■ Material supplied
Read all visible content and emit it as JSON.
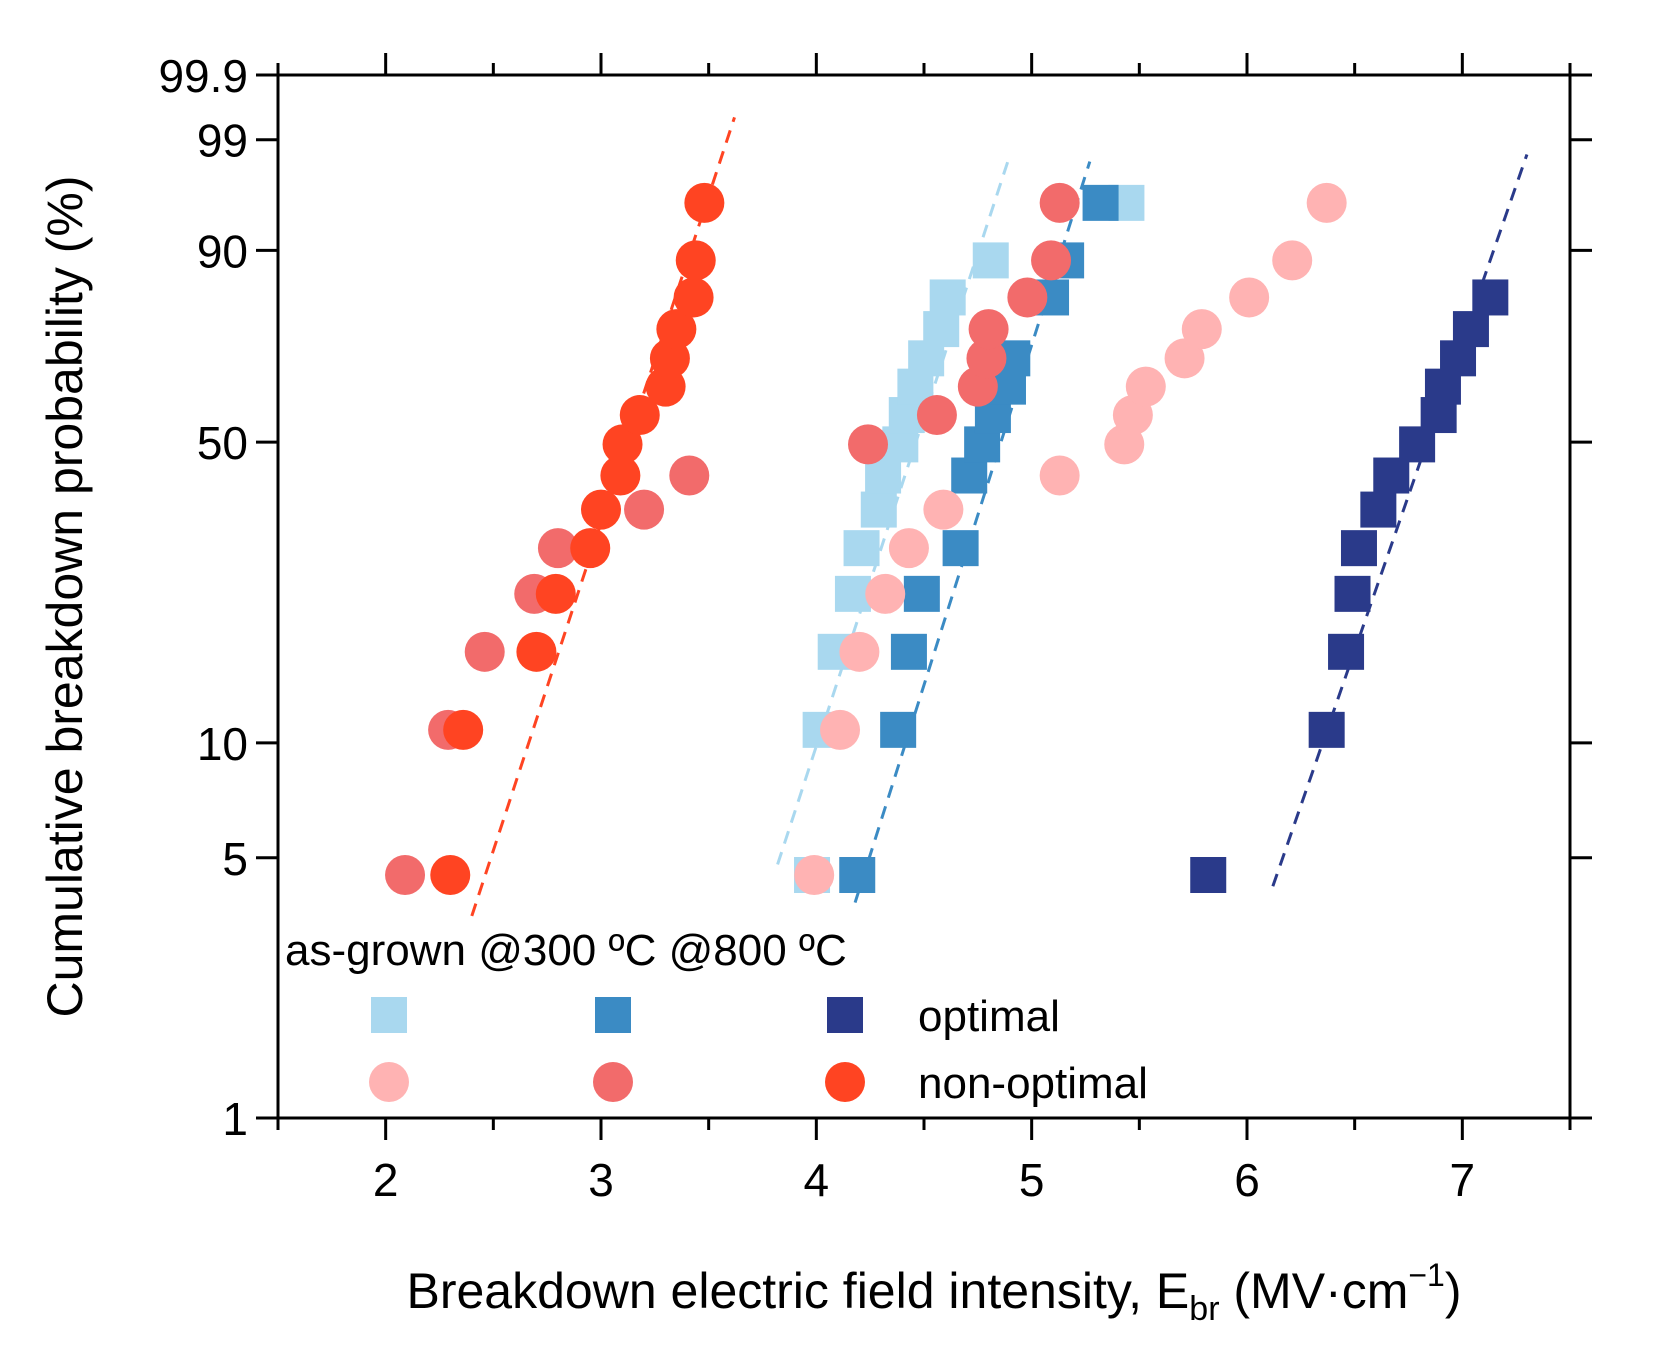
{
  "chart_data": {
    "type": "scatter",
    "xlabel": "Breakdown electric field intensity, ",
    "xlabel_symbol": "E",
    "xlabel_sub": "br",
    "xlabel_unit_open": " (MV·cm",
    "xlabel_sup": "−1",
    "xlabel_unit_close": ")",
    "ylabel": "Cumulative breakdown probability (%)",
    "xlim": [
      1.5,
      7.5
    ],
    "y_scale": "weibull",
    "x_ticks": [
      2,
      3,
      4,
      5,
      6,
      7
    ],
    "x_tick_labels": [
      "2",
      "3",
      "4",
      "5",
      "6",
      "7"
    ],
    "y_ticks": [
      1,
      5,
      10,
      50,
      90,
      99,
      99.9
    ],
    "y_tick_labels": [
      "1",
      "5",
      "10",
      "50",
      "90",
      "99",
      "99.9"
    ],
    "legend": {
      "position": "bottom-left",
      "column_headers": [
        "as-grown",
        "@300 ºC",
        "@800 ºC"
      ],
      "row_labels": [
        "optimal",
        "non-optimal"
      ]
    },
    "series": [
      {
        "name": "optimal as-grown",
        "marker": "square",
        "color": "#a9d8ef",
        "x": [
          3.98,
          4.02,
          4.09,
          4.17,
          4.21,
          4.29,
          4.31,
          4.39,
          4.42,
          4.46,
          4.51,
          4.58,
          4.61,
          4.81,
          5.44
        ],
        "y": [
          4.5,
          10.8,
          17.0,
          23.5,
          30.0,
          36.5,
          43.0,
          49.5,
          56.0,
          62.5,
          69.0,
          75.5,
          82.0,
          88.5,
          95.5
        ]
      },
      {
        "name": "optimal @300 ºC",
        "marker": "square",
        "color": "#3b8bc4",
        "x": [
          4.19,
          4.38,
          4.43,
          4.49,
          4.67,
          4.71,
          4.77,
          4.82,
          4.89,
          4.91,
          5.09,
          5.16,
          5.32
        ],
        "y": [
          4.5,
          10.8,
          17.0,
          23.5,
          30.0,
          43.0,
          49.5,
          56.0,
          62.5,
          69.0,
          82.0,
          88.5,
          95.5
        ]
      },
      {
        "name": "optimal @800 ºC",
        "marker": "square",
        "color": "#2a3a8a",
        "x": [
          5.82,
          6.37,
          6.46,
          6.49,
          6.52,
          6.61,
          6.67,
          6.79,
          6.89,
          6.91,
          6.98,
          7.04,
          7.13
        ],
        "y": [
          4.5,
          10.8,
          17.0,
          23.5,
          30.0,
          36.5,
          43.0,
          49.5,
          56.0,
          62.5,
          69.0,
          75.5,
          82.0
        ]
      },
      {
        "name": "non-optimal as-grown",
        "marker": "circle",
        "color": "#ffb3b3",
        "x": [
          3.99,
          4.11,
          4.2,
          4.32,
          4.43,
          4.59,
          5.13,
          5.43,
          5.47,
          5.53,
          5.71,
          5.79,
          6.01,
          6.21,
          6.37
        ],
        "y": [
          4.5,
          10.8,
          17.0,
          23.5,
          30.0,
          36.5,
          43.0,
          49.5,
          56.0,
          62.5,
          69.0,
          75.5,
          82.0,
          88.5,
          95.5
        ]
      },
      {
        "name": "non-optimal @300 ºC",
        "marker": "circle",
        "color": "#f26b6b",
        "x": [
          2.09,
          2.29,
          2.46,
          2.69,
          2.8,
          3.2,
          3.41,
          4.24,
          4.56,
          4.75,
          4.79,
          4.8,
          4.98,
          5.09,
          5.13
        ],
        "y": [
          4.5,
          10.8,
          17.0,
          23.5,
          30.0,
          36.5,
          43.0,
          49.5,
          56.0,
          62.5,
          69.0,
          75.5,
          82.0,
          88.5,
          95.5
        ]
      },
      {
        "name": "non-optimal @800 ºC",
        "marker": "circle",
        "color": "#ff4422",
        "x": [
          2.3,
          2.36,
          2.7,
          2.79,
          2.95,
          3.0,
          3.09,
          3.1,
          3.18,
          3.3,
          3.32,
          3.35,
          3.43,
          3.44,
          3.48
        ],
        "y": [
          4.5,
          10.8,
          17.0,
          23.5,
          30.0,
          36.5,
          43.0,
          49.5,
          56.0,
          62.5,
          69.0,
          75.5,
          82.0,
          88.5,
          95.5
        ]
      }
    ],
    "fits": [
      {
        "name": "fit optimal as-grown",
        "color": "#a9d8ef",
        "x": [
          3.82,
          4.9
        ],
        "y": [
          4.8,
          98.5
        ]
      },
      {
        "name": "fit optimal @300 ºC",
        "color": "#3b8bc4",
        "x": [
          4.18,
          5.27
        ],
        "y": [
          3.8,
          98.2
        ]
      },
      {
        "name": "fit optimal @800 ºC",
        "color": "#2a3a8a",
        "x": [
          6.12,
          7.3
        ],
        "y": [
          4.2,
          98.5
        ]
      },
      {
        "name": "fit non-optimal @800 ºC",
        "color": "#ff4422",
        "x": [
          2.4,
          3.62
        ],
        "y": [
          3.5,
          99.5
        ]
      }
    ]
  }
}
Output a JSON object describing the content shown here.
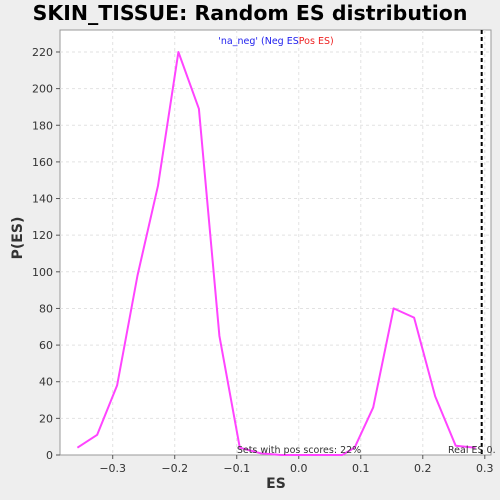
{
  "chart_data": {
    "type": "line",
    "title": "SKIN_TISSUE: Random ES distribution",
    "xlabel": "ES",
    "ylabel": "P(ES)",
    "xlim": [
      -0.385,
      0.31
    ],
    "ylim": [
      0,
      232
    ],
    "xticks": [
      -0.3,
      -0.2,
      -0.1,
      0.0,
      0.1,
      0.2,
      0.3
    ],
    "yticks": [
      0,
      20,
      40,
      60,
      80,
      100,
      120,
      140,
      160,
      180,
      200,
      220
    ],
    "grid": true,
    "series": [
      {
        "color": "#ff44ff",
        "x": [
          -0.357,
          -0.325,
          -0.293,
          -0.26,
          -0.227,
          -0.194,
          -0.161,
          -0.128,
          -0.095,
          -0.062,
          -0.029,
          0.004,
          0.037,
          0.07,
          0.09,
          0.12,
          0.153,
          0.186,
          0.22,
          0.253,
          0.285
        ],
        "y": [
          4,
          11,
          38,
          98,
          147,
          220,
          189,
          65,
          4,
          1,
          0,
          0,
          0,
          0,
          4,
          26,
          80,
          75,
          32,
          5,
          4
        ]
      }
    ],
    "real_es": 0.295,
    "legend": {
      "prefix": "'na_neg' (",
      "neg": "Neg ES",
      "neg_color": "#2222ee",
      "pos": "Pos ES",
      "pos_color": "#ee2222",
      "suffix": ")"
    },
    "annotations": {
      "pos_scores": "Sets with pos scores: 22%",
      "real_es": "Real ES 0."
    }
  }
}
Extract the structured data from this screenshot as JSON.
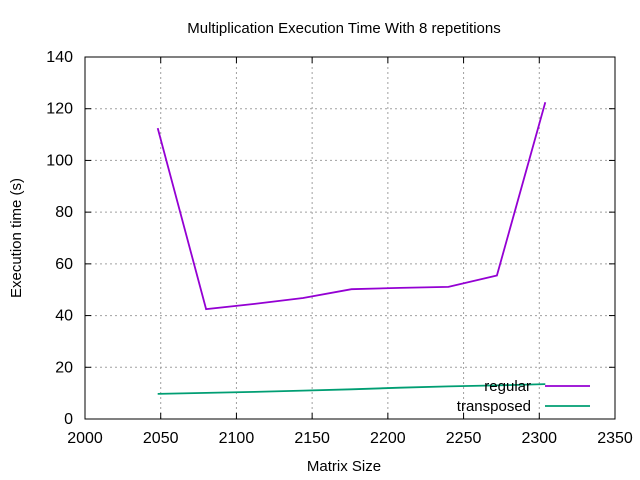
{
  "chart_data": {
    "type": "line",
    "title": "Multiplication Execution Time With 8 repetitions",
    "xlabel": "Matrix Size",
    "ylabel": "Execution time (s)",
    "xlim": [
      2000,
      2350
    ],
    "ylim": [
      0,
      140
    ],
    "xticks": [
      2000,
      2050,
      2100,
      2150,
      2200,
      2250,
      2300,
      2350
    ],
    "yticks": [
      0,
      20,
      40,
      60,
      80,
      100,
      120,
      140
    ],
    "grid": true,
    "legend_position": "bottom-right",
    "series": [
      {
        "name": "regular",
        "color": "#9400d3",
        "x": [
          2048,
          2080,
          2112,
          2144,
          2176,
          2208,
          2240,
          2272,
          2304
        ],
        "y": [
          112.5,
          42.5,
          44.5,
          46.8,
          50.2,
          50.7,
          51.1,
          55.5,
          122.5
        ]
      },
      {
        "name": "transposed",
        "color": "#009e73",
        "x": [
          2048,
          2080,
          2112,
          2144,
          2176,
          2208,
          2240,
          2272,
          2304
        ],
        "y": [
          9.7,
          10.1,
          10.5,
          11.0,
          11.5,
          12.1,
          12.6,
          13.0,
          13.5
        ]
      }
    ]
  }
}
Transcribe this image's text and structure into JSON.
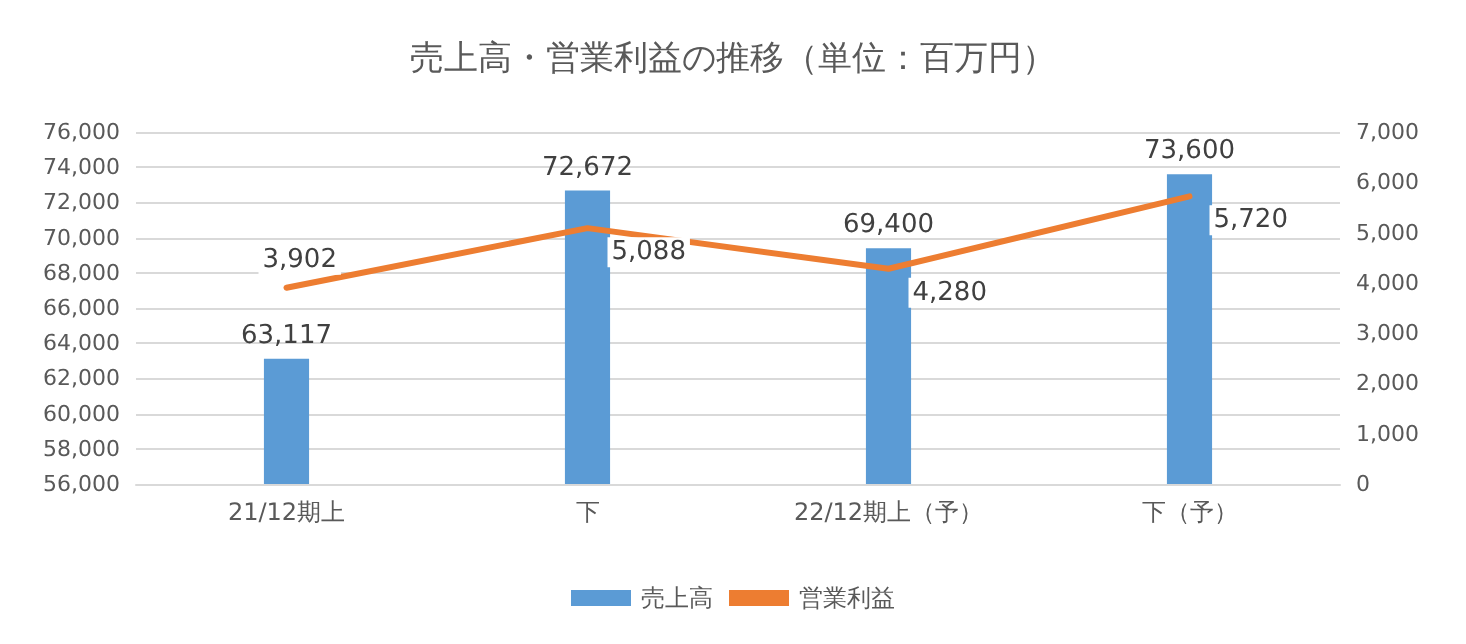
{
  "chart_data": {
    "type": "bar",
    "title": "売上高・営業利益の推移（単位：百万円）",
    "categories": [
      "21/12期上",
      "下",
      "22/12期上（予）",
      "下（予）"
    ],
    "series": [
      {
        "name": "売上高",
        "type": "bar",
        "color": "#5b9bd5",
        "values": [
          63117,
          72672,
          69400,
          73600
        ],
        "value_labels": [
          "63,117",
          "72,672",
          "69,400",
          "73,600"
        ]
      },
      {
        "name": "営業利益",
        "type": "line",
        "axis": "y2",
        "color": "#ed7d31",
        "values": [
          3902,
          5088,
          4280,
          5720
        ],
        "value_labels": [
          "3,902",
          "5,088",
          "4,280",
          "5,720"
        ]
      }
    ],
    "ylim": [
      56000,
      76000
    ],
    "yticks": [
      {
        "value": 56000,
        "label": "56,000"
      },
      {
        "value": 58000,
        "label": "58,000"
      },
      {
        "value": 60000,
        "label": "60,000"
      },
      {
        "value": 62000,
        "label": "62,000"
      },
      {
        "value": 64000,
        "label": "64,000"
      },
      {
        "value": 66000,
        "label": "66,000"
      },
      {
        "value": 68000,
        "label": "68,000"
      },
      {
        "value": 70000,
        "label": "70,000"
      },
      {
        "value": 72000,
        "label": "72,000"
      },
      {
        "value": 74000,
        "label": "74,000"
      },
      {
        "value": 76000,
        "label": "76,000"
      }
    ],
    "y2lim": [
      0,
      7000
    ],
    "y2ticks": [
      0,
      {
        "value": 1000,
        "label": "1,000"
      },
      {
        "value": 2000,
        "label": "2,000"
      },
      {
        "value": 3000,
        "label": "3,000"
      },
      {
        "value": 4000,
        "label": "4,000"
      },
      {
        "value": 5000,
        "label": "5,000"
      },
      {
        "value": 6000,
        "label": "6,000"
      },
      {
        "value": 7000,
        "label": "7,000"
      }
    ],
    "grid": "y",
    "legend": "bottom",
    "marker": "none",
    "line_style": "solid"
  }
}
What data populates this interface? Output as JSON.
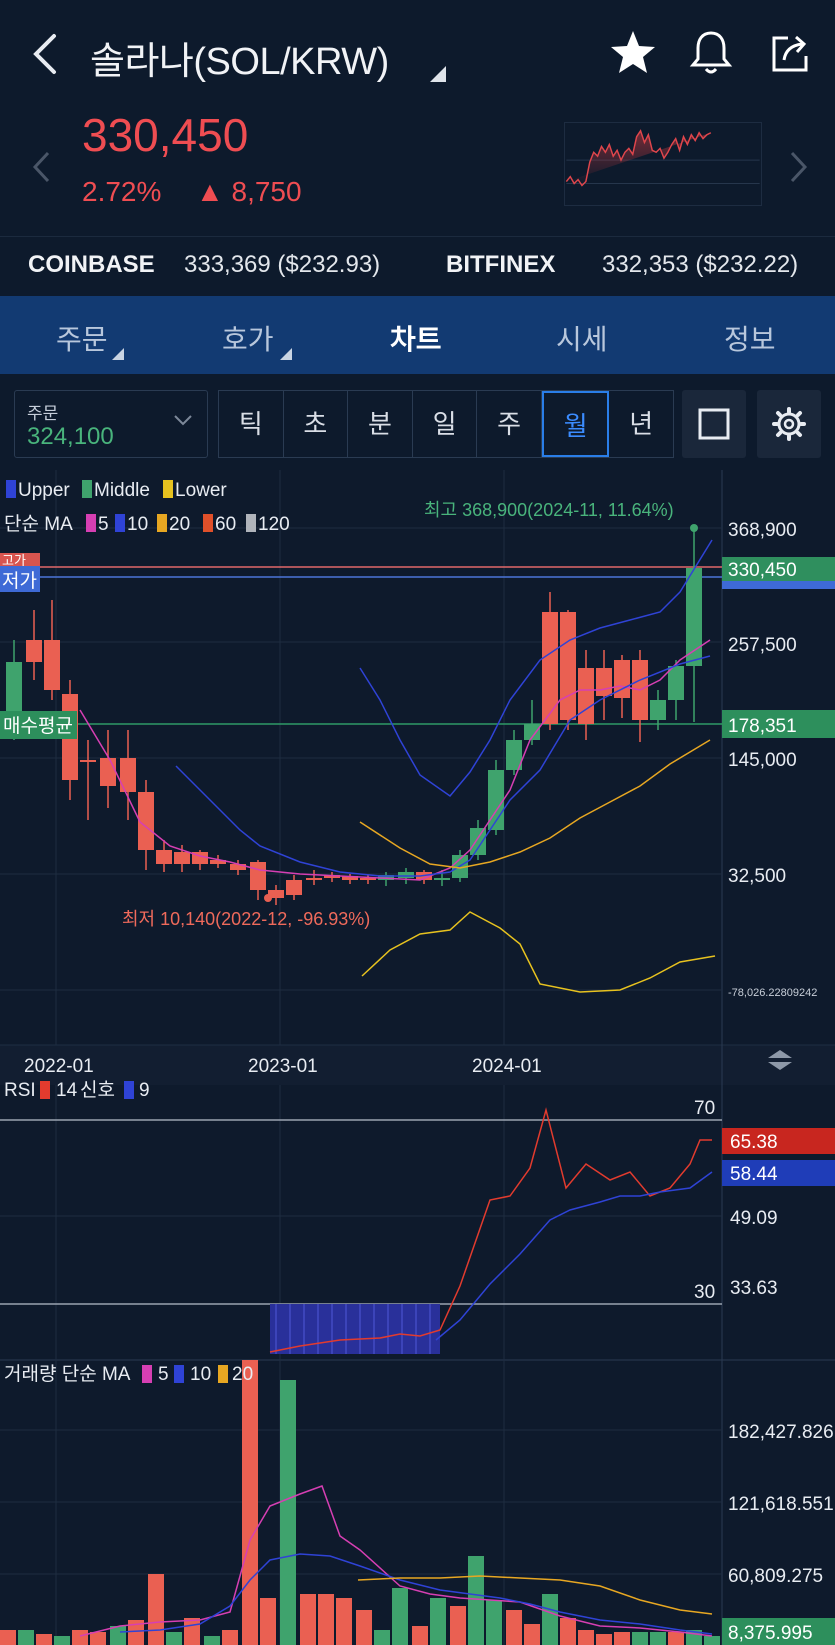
{
  "header": {
    "title": "솔라나(SOL/KRW)",
    "price": "330,450",
    "change_pct": "2.72%",
    "change_amt": "▲ 8,750"
  },
  "exchanges": [
    {
      "name": "COINBASE",
      "value": "333,369 ($232.93)"
    },
    {
      "name": "BITFINEX",
      "value": "332,353 ($232.22)"
    }
  ],
  "tabs": [
    {
      "label": "주문"
    },
    {
      "label": "호가"
    },
    {
      "label": "차트"
    },
    {
      "label": "시세"
    },
    {
      "label": "정보"
    }
  ],
  "order": {
    "label": "주문",
    "value": "324,100"
  },
  "periods": [
    "틱",
    "초",
    "분",
    "일",
    "주",
    "월",
    "년"
  ],
  "active_period": "월",
  "main_chart": {
    "legend_bb": [
      "Upper",
      "Middle",
      "Lower"
    ],
    "legend_ma_prefix": "단순 MA",
    "legend_ma": [
      "5",
      "10",
      "20",
      "60",
      "120"
    ],
    "high_label": "최고 368,900(2024-11, 11.64%)",
    "low_label": "최저 10,140(2022-12, -96.93%)",
    "axis_labels": [
      "368,900",
      "257,500",
      "145,000",
      "32,500",
      "-78,026.22809242"
    ],
    "current_price_tag": "330,450",
    "avg_price_tag": "178,351",
    "avg_label": "매수평균",
    "low_tag": "저가",
    "high_tag": "고가",
    "x_labels": [
      "2022-01",
      "2023-01",
      "2024-01"
    ]
  },
  "rsi_chart": {
    "legend_prefix": "RSI",
    "legend_rsi": "14",
    "legend_signal": "신호",
    "legend_signal_period": "9",
    "level_high": "70",
    "level_low": "30",
    "tag_rsi": "65.38",
    "tag_signal": "58.44",
    "axis_labels": [
      "49.09",
      "33.63"
    ]
  },
  "volume_chart": {
    "legend_prefix": "거래량 단순 MA",
    "legend_ma": [
      "5",
      "10",
      "20"
    ],
    "axis_labels": [
      "182,427.826",
      "121,618.551",
      "60,809.275"
    ],
    "tag": "8,375.995"
  },
  "colors": {
    "up": "#3fa36d",
    "down": "#ea6052",
    "red_text": "#ef4d52",
    "green_text": "#49b47c",
    "ma5": "#d63fb3",
    "ma10": "#2f43d6",
    "ma20": "#e7a722",
    "ma60": "#e0502a",
    "ma120": "#b0b4bb",
    "tab_bg": "#123a72"
  }
}
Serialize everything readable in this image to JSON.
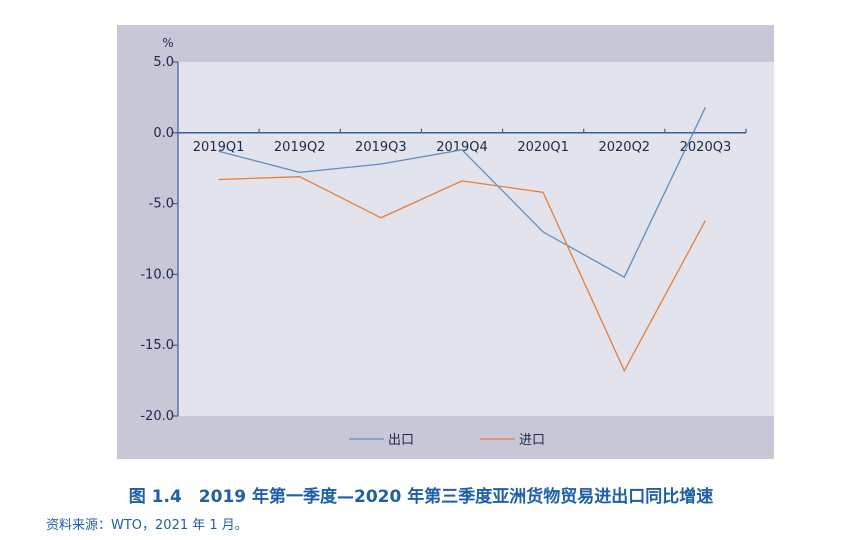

■ What you need to do
In the listing above, locate each line with "image" and copy it.

■ Final answer
Transcribe this image's text and structure into JSON.
Serialize everything readable in this image to JSON.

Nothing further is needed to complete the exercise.